Stored entries
--------------------------------------------------

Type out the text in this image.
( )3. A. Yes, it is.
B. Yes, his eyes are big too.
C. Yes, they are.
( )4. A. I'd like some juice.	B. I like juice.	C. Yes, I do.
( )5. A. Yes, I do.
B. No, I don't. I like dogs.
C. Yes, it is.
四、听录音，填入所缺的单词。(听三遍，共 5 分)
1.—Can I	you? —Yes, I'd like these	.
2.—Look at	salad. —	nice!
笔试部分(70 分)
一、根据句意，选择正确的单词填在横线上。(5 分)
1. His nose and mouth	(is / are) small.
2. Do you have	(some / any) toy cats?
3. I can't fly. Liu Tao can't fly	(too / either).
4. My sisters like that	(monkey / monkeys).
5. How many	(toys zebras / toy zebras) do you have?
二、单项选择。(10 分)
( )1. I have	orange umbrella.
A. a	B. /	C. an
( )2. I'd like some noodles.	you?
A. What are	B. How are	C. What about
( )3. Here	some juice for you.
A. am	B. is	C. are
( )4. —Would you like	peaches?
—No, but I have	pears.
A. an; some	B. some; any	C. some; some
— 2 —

--------------------------------------------------

== What is asked ==
Extract every line of the records above that contains the word "juice".

== Exercise answer ==
( )4. A. I'd like some juice.	B. I like juice.	C. Yes, I do.
( )3. Here	some juice for you.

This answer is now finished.